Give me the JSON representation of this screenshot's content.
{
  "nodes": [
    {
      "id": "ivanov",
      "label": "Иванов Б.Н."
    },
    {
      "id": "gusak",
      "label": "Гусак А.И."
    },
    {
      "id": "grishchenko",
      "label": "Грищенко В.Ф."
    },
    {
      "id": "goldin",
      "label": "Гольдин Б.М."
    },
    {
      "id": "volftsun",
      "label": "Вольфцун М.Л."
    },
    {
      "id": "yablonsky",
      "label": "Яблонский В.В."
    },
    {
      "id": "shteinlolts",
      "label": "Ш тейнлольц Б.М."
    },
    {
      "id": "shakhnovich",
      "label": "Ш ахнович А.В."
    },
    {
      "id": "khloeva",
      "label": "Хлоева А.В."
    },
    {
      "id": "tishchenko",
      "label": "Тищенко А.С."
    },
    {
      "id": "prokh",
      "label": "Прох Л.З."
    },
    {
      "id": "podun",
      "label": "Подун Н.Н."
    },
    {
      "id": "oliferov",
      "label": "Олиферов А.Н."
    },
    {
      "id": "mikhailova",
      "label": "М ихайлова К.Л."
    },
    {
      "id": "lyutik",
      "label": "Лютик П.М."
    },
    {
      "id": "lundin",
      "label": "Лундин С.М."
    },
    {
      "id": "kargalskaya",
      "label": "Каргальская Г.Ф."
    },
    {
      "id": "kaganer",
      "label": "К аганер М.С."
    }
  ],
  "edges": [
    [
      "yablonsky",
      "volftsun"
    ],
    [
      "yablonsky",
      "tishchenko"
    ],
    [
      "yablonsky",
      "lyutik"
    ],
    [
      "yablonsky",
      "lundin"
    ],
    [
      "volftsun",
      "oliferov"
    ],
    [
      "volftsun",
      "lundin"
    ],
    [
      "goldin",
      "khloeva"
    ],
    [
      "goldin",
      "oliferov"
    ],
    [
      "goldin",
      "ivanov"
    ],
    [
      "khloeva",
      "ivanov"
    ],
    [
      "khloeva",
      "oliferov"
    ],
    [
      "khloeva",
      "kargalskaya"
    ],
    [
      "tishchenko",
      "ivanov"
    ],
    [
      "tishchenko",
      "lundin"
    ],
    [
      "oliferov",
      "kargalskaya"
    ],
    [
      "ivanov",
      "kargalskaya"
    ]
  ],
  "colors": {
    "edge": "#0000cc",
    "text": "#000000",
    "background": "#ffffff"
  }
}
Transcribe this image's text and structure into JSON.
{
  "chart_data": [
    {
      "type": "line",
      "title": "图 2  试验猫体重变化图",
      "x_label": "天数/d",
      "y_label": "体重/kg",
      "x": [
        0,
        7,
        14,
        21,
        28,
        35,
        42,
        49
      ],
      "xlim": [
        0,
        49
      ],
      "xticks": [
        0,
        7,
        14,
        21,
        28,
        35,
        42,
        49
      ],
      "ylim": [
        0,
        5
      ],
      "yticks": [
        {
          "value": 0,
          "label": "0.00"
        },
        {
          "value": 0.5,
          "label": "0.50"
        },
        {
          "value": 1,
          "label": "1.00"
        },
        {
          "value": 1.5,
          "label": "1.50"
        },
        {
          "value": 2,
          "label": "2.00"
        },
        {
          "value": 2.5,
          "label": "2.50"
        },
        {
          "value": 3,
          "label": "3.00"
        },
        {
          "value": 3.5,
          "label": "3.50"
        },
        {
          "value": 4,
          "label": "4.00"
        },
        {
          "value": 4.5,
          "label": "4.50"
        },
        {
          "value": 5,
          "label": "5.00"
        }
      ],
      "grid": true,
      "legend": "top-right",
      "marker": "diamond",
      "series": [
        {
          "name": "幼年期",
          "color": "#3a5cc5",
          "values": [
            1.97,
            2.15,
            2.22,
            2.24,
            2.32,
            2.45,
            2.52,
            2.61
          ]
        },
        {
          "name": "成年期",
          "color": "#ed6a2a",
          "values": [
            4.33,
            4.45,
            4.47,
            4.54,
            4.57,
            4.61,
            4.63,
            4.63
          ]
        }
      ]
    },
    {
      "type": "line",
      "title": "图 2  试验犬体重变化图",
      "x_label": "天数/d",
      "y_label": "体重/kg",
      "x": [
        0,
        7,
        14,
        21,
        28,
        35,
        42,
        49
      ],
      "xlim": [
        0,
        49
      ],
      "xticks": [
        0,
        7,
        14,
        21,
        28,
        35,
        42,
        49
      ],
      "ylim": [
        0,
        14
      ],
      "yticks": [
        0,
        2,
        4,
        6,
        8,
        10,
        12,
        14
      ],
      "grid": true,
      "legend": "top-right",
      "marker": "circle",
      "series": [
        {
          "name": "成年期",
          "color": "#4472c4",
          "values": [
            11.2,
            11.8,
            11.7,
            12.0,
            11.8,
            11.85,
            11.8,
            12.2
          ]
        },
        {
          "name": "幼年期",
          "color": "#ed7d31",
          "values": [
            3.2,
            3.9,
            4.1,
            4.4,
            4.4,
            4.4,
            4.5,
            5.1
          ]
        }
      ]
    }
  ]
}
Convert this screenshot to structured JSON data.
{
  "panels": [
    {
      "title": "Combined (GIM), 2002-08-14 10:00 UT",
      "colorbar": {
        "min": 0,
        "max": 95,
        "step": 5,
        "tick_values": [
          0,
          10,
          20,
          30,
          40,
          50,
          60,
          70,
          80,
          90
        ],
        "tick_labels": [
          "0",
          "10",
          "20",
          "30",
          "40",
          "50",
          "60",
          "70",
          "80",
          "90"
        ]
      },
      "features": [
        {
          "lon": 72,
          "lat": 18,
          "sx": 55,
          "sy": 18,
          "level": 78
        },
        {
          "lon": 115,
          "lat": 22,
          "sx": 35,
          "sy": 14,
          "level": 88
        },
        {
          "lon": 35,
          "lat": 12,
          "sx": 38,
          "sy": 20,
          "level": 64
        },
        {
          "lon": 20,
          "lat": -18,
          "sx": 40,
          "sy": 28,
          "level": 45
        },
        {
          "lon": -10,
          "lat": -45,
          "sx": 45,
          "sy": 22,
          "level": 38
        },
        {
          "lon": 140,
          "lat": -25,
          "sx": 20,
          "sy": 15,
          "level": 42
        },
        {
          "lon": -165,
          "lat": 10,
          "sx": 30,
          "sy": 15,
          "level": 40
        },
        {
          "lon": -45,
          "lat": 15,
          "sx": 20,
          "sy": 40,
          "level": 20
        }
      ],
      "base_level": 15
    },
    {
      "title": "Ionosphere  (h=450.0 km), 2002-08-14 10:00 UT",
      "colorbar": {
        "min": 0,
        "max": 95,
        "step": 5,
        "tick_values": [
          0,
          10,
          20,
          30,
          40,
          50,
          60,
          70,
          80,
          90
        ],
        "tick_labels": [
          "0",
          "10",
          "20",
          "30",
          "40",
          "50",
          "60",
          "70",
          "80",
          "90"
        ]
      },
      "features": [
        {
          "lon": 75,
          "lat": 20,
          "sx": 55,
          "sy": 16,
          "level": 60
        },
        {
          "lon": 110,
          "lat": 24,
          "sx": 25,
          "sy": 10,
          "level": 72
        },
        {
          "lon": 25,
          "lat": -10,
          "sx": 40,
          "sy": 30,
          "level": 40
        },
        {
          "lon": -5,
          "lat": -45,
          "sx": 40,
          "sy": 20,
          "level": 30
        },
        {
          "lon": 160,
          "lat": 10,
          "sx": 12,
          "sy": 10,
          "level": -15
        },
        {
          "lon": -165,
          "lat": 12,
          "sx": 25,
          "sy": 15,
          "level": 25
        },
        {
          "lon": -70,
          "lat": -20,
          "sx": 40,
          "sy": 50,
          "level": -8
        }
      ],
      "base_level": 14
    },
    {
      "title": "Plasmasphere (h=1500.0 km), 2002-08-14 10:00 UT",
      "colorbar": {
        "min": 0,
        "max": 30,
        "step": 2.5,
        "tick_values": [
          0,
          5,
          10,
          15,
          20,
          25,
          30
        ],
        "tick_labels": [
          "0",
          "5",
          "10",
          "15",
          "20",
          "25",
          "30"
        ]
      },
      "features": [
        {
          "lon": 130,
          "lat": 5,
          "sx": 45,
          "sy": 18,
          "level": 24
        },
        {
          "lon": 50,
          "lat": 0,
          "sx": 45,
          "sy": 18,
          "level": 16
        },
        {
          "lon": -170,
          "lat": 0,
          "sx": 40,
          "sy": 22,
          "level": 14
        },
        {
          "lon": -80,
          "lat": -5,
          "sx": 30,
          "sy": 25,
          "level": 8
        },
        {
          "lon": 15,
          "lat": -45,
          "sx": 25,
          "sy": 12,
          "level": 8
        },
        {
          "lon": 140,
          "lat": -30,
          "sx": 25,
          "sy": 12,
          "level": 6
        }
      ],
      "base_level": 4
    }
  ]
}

·····

▸ Exercise task: Scan the material and collect every line that contains "JSON".

▸ Task result:
Give me the JSON representation of this screenshot's content.
Transcribe this image's text and structure into JSON.
Convert this screenshot to structured JSON data.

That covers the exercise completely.